**Goal**
Write out each line of the listing as it stands, without the images.

__________

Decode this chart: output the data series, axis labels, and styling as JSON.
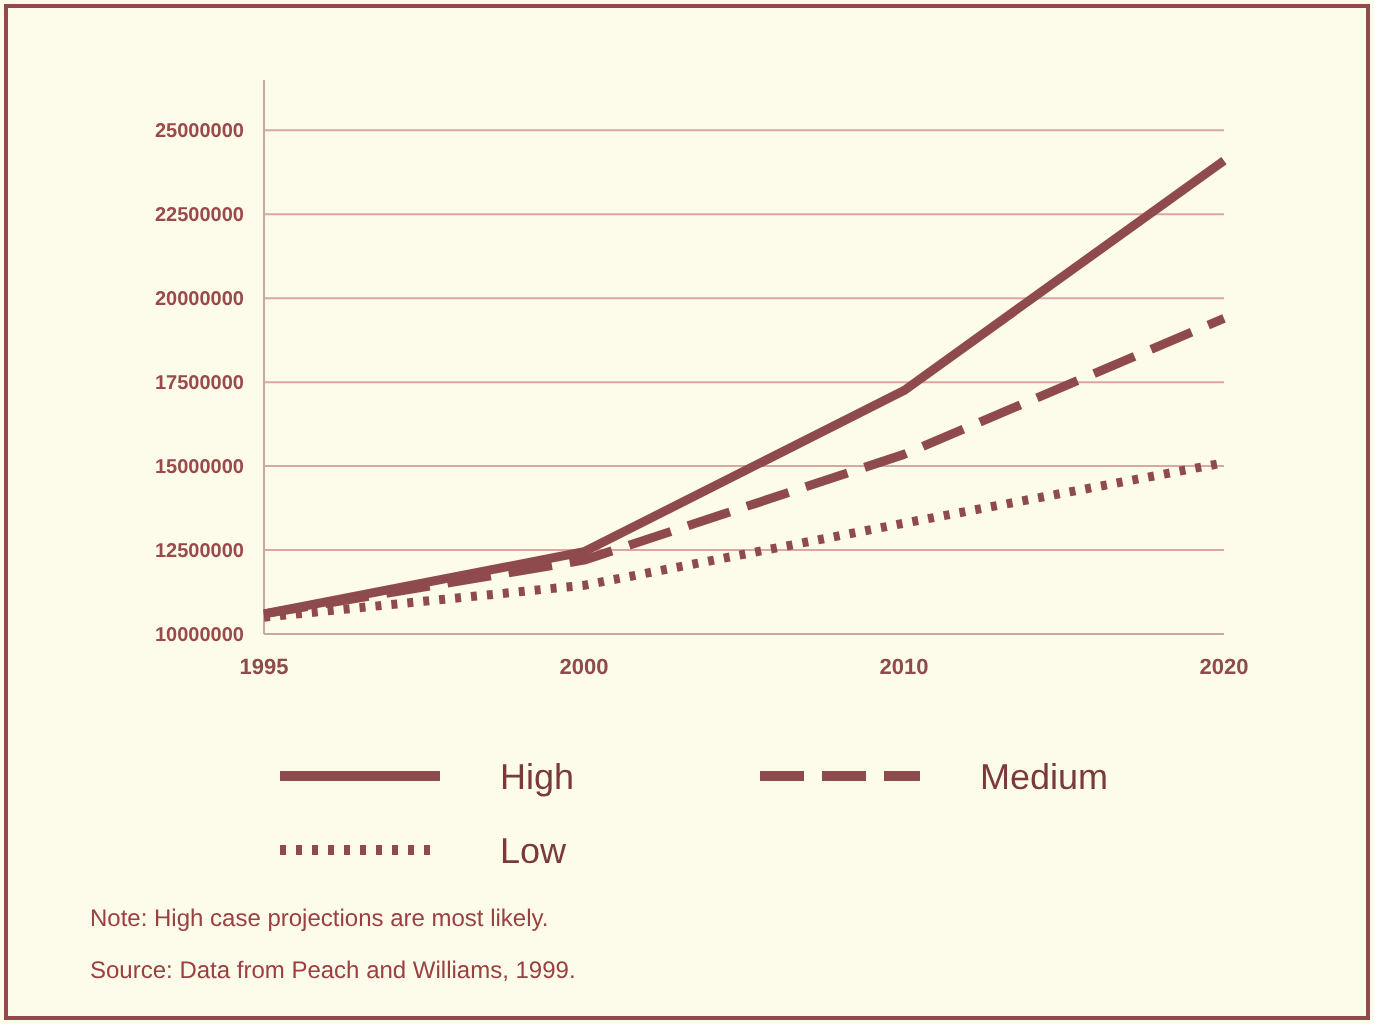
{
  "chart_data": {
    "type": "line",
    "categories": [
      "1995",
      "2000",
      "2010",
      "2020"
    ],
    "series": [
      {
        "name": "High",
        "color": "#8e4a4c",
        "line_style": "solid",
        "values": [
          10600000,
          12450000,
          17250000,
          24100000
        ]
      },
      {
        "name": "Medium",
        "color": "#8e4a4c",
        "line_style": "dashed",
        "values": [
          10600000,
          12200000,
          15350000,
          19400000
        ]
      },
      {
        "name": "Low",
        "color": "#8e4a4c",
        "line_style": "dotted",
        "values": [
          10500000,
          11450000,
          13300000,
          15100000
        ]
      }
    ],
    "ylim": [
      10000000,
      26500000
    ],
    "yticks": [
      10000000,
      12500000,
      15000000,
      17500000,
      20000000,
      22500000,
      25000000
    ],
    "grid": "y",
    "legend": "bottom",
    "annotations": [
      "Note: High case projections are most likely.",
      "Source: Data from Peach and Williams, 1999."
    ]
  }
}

__________

**Full solution**
Decode this chart: output the data series, axis labels, and styling as JSON.
{
  "chart_data": {
    "type": "line",
    "categories": [
      "1995",
      "2000",
      "2010",
      "2020"
    ],
    "series": [
      {
        "name": "High",
        "color": "#8e4a4c",
        "line_style": "solid",
        "values": [
          10600000,
          12450000,
          17250000,
          24100000
        ]
      },
      {
        "name": "Medium",
        "color": "#8e4a4c",
        "line_style": "dashed",
        "values": [
          10600000,
          12200000,
          15350000,
          19400000
        ]
      },
      {
        "name": "Low",
        "color": "#8e4a4c",
        "line_style": "dotted",
        "values": [
          10500000,
          11450000,
          13300000,
          15100000
        ]
      }
    ],
    "ylim": [
      10000000,
      26500000
    ],
    "yticks": [
      10000000,
      12500000,
      15000000,
      17500000,
      20000000,
      22500000,
      25000000
    ],
    "grid": "y",
    "legend": "bottom",
    "annotations": [
      "Note: High case projections are most likely.",
      "Source: Data from Peach and Williams, 1999."
    ]
  }
}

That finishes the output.